◆ EXERCISE GOAL: Scan the records below. List lines holding "once".

>>

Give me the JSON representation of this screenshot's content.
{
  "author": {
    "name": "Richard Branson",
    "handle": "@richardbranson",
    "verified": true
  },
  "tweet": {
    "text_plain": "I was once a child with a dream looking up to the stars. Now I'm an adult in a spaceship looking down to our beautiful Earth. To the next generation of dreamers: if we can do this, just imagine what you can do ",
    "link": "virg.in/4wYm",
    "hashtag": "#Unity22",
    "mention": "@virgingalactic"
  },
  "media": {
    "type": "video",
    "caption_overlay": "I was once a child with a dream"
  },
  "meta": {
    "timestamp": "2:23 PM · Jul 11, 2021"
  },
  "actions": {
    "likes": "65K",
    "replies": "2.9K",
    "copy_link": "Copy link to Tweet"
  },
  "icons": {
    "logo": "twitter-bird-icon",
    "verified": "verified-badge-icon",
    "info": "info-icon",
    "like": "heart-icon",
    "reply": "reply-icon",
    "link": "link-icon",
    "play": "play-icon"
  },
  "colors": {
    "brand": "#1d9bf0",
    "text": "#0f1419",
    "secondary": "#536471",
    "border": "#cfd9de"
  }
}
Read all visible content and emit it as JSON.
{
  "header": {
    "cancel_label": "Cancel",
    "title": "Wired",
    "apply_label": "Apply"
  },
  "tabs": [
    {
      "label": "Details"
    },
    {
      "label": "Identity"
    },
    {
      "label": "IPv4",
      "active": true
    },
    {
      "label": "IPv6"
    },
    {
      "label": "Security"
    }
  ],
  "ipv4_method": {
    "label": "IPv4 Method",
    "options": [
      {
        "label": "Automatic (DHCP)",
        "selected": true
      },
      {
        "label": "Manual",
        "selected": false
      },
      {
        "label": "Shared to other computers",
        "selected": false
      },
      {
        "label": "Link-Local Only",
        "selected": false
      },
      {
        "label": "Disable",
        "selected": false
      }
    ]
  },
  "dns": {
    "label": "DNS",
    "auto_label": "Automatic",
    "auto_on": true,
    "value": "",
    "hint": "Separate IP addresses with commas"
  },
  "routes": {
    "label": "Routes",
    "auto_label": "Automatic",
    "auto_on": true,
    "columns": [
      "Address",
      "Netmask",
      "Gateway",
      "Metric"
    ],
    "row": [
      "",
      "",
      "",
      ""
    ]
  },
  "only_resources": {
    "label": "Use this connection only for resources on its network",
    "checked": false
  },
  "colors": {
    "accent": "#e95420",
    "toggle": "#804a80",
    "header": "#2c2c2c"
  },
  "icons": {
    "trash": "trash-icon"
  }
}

<<

◆ SOLVED EXERCISE:
    "text_plain": "I was once a child with a dream looking up to the stars. Now I'm an adult in a spaceship looking down to our beautiful Earth. To the next generation of dreamers: if we can do this, just imagine what you can do ",
    "caption_overlay": "I was once a child with a dream"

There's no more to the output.